Spatial annotation entries:

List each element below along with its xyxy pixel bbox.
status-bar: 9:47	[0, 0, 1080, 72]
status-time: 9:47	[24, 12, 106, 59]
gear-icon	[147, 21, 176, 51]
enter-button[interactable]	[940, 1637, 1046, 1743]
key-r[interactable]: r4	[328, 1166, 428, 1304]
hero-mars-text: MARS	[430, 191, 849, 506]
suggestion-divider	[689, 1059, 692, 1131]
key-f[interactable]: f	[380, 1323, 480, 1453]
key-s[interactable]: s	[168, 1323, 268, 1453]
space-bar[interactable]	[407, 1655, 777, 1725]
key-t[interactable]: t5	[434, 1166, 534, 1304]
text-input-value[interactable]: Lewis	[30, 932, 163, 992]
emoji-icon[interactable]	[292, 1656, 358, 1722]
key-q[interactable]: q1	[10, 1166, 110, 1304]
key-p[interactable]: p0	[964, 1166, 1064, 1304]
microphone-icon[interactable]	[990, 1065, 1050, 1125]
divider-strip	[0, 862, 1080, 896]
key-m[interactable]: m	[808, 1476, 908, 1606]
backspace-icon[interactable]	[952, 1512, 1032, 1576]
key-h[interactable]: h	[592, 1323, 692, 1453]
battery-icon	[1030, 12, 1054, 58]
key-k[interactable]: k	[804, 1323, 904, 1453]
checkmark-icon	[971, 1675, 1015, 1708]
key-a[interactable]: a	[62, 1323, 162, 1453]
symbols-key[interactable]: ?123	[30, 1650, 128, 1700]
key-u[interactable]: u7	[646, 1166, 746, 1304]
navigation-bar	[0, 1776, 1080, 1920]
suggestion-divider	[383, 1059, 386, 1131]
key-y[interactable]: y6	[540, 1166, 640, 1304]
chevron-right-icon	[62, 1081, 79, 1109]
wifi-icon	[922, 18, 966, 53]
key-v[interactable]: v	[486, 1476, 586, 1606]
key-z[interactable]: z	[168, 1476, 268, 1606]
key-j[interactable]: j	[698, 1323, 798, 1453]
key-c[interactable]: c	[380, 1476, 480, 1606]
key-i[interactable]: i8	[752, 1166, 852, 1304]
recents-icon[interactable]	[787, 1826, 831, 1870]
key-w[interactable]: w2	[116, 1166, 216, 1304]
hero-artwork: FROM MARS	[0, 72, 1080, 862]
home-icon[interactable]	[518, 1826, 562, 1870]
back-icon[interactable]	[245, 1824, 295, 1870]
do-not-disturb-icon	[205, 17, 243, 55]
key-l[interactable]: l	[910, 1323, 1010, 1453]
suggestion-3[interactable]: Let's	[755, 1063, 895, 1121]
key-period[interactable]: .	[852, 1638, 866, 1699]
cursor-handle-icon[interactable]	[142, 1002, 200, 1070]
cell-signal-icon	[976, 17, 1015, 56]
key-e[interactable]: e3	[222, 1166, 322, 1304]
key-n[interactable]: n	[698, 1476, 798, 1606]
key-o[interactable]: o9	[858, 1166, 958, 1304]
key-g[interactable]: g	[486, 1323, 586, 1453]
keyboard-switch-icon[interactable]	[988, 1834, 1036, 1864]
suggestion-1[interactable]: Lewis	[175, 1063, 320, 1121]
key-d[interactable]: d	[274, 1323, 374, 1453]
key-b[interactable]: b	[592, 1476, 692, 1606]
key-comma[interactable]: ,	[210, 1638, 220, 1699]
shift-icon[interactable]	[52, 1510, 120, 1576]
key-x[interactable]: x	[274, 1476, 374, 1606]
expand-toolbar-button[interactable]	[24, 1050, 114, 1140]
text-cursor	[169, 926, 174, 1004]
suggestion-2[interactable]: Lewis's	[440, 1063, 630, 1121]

Written task:
Transcribe the lines of the listing above, beginning with its first line and ending at the line containing "1166, 1064, 1304]", keeping each one identical.

Output for this exercise:
List each element below along with its xyxy pixel bbox.
status-bar: 9:47	[0, 0, 1080, 72]
status-time: 9:47	[24, 12, 106, 59]
gear-icon	[147, 21, 176, 51]
enter-button[interactable]	[940, 1637, 1046, 1743]
key-r[interactable]: r4	[328, 1166, 428, 1304]
hero-mars-text: MARS	[430, 191, 849, 506]
suggestion-divider	[689, 1059, 692, 1131]
key-f[interactable]: f	[380, 1323, 480, 1453]
key-s[interactable]: s	[168, 1323, 268, 1453]
space-bar[interactable]	[407, 1655, 777, 1725]
key-t[interactable]: t5	[434, 1166, 534, 1304]
text-input-value[interactable]: Lewis	[30, 932, 163, 992]
emoji-icon[interactable]	[292, 1656, 358, 1722]
key-q[interactable]: q1	[10, 1166, 110, 1304]
key-p[interactable]: p0	[964, 1166, 1064, 1304]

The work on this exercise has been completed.